▶ [Input records]
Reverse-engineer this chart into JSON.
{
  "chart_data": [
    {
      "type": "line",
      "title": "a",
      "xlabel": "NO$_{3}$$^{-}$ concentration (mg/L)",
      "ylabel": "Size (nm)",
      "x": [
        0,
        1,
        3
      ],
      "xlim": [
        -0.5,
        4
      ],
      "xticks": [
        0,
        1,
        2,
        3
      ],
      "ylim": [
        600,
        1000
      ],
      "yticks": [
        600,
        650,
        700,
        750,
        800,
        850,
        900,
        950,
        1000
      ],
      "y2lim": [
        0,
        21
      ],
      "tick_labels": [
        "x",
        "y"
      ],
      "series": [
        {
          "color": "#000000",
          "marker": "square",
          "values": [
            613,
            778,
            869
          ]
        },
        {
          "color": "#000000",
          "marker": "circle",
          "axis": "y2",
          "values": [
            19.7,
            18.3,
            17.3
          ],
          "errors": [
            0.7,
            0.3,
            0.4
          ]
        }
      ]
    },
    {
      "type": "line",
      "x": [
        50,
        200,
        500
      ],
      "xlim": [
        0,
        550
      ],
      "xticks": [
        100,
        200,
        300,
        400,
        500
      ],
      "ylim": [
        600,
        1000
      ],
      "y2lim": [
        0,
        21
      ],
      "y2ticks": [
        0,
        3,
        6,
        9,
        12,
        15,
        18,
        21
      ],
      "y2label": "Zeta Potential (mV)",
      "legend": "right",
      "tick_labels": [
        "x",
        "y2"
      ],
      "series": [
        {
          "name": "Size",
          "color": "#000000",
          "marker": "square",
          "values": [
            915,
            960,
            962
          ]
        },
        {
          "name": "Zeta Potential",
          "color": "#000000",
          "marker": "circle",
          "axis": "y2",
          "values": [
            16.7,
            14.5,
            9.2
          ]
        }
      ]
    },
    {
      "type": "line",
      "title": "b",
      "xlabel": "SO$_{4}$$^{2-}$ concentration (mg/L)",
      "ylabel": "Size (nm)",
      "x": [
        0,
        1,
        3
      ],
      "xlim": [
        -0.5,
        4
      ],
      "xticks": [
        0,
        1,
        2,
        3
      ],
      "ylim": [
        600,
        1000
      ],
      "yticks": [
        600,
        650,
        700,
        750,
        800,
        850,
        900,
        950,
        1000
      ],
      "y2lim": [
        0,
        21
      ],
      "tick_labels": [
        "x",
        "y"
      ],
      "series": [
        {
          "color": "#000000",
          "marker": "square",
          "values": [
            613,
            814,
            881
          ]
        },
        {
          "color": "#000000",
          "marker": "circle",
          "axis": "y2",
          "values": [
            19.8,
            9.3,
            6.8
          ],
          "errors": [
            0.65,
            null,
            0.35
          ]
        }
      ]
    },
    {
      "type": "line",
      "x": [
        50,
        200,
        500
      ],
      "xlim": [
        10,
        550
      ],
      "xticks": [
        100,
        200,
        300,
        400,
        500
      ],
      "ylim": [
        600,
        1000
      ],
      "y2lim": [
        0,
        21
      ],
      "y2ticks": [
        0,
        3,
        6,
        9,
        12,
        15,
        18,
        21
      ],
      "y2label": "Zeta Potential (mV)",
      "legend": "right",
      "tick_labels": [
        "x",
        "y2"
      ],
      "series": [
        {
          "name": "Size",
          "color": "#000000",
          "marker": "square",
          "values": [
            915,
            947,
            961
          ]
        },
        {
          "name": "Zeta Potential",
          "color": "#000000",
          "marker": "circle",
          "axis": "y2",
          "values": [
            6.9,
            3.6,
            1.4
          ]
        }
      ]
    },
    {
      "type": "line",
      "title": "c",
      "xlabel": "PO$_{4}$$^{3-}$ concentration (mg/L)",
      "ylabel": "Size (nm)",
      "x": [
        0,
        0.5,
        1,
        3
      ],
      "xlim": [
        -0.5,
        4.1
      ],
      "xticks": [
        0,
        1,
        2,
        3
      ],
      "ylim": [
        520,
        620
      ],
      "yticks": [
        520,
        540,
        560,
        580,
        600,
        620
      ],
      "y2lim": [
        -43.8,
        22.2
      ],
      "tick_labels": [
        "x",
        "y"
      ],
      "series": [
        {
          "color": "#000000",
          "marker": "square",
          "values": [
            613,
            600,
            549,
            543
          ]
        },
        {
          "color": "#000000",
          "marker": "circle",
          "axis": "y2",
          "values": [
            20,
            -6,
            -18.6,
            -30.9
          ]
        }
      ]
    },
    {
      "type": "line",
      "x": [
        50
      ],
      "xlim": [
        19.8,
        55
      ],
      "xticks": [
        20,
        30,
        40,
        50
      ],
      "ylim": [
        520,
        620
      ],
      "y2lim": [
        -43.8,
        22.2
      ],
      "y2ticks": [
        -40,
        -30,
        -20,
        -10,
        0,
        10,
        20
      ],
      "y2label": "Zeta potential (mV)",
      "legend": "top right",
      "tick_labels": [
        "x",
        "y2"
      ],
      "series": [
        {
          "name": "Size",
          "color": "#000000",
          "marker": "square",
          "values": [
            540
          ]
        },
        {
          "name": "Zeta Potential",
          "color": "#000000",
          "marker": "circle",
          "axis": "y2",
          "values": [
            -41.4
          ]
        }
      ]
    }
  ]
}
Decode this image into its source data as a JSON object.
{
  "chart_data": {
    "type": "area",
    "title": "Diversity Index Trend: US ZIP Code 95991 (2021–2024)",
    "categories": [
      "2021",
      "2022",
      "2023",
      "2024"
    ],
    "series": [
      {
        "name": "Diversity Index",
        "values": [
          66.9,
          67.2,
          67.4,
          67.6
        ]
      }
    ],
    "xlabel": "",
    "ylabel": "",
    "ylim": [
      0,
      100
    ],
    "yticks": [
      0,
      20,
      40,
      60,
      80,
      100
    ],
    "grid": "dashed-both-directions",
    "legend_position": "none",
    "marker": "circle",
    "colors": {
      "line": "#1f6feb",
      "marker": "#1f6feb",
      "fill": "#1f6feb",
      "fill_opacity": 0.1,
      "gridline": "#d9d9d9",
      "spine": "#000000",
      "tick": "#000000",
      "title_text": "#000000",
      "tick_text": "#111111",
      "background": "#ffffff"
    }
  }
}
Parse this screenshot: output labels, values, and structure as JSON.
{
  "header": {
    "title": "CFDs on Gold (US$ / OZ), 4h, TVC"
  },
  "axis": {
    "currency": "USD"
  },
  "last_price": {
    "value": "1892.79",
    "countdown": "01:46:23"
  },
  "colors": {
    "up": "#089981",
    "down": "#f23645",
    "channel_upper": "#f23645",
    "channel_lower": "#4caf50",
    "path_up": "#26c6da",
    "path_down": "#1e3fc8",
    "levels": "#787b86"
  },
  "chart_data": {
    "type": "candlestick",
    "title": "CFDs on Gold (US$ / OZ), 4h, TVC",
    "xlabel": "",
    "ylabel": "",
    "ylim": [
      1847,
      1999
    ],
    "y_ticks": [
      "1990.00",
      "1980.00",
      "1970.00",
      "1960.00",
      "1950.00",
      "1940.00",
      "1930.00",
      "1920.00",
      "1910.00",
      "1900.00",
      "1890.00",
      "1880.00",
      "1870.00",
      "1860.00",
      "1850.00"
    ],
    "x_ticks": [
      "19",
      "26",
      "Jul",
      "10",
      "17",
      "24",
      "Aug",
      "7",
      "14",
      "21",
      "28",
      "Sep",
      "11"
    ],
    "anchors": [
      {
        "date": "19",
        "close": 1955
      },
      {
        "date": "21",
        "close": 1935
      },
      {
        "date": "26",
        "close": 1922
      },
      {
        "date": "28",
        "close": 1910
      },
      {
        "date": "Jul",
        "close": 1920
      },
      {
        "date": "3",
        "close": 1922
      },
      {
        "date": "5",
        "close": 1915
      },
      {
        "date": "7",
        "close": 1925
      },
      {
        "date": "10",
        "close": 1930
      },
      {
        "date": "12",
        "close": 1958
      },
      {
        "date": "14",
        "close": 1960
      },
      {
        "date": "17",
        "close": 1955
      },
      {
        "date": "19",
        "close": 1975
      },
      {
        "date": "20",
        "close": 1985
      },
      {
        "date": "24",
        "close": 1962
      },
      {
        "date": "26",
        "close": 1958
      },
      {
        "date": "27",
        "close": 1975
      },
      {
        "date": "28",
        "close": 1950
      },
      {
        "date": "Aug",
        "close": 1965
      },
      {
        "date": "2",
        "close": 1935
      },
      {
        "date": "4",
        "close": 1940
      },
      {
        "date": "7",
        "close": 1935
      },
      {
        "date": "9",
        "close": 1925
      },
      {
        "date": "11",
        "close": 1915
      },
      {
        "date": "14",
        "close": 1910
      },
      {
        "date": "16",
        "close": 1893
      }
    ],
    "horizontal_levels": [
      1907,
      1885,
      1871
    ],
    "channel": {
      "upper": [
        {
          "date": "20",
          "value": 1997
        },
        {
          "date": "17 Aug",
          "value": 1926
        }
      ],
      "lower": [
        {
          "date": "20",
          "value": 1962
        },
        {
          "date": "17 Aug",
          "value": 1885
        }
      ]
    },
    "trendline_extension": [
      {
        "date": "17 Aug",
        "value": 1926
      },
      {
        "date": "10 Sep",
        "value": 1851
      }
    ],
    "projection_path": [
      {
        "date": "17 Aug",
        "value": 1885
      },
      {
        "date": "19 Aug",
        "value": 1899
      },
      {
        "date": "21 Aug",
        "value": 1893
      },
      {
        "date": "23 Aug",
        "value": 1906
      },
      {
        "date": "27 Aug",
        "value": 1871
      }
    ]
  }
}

▶ [Request]
List all lines in the material containing the string "JSON".

▶ [Full output]
Reverse-engineer this chart into JSON.
Decode this image into its source data as a JSON object.
Parse this screenshot: output labels, values, and structure as JSON.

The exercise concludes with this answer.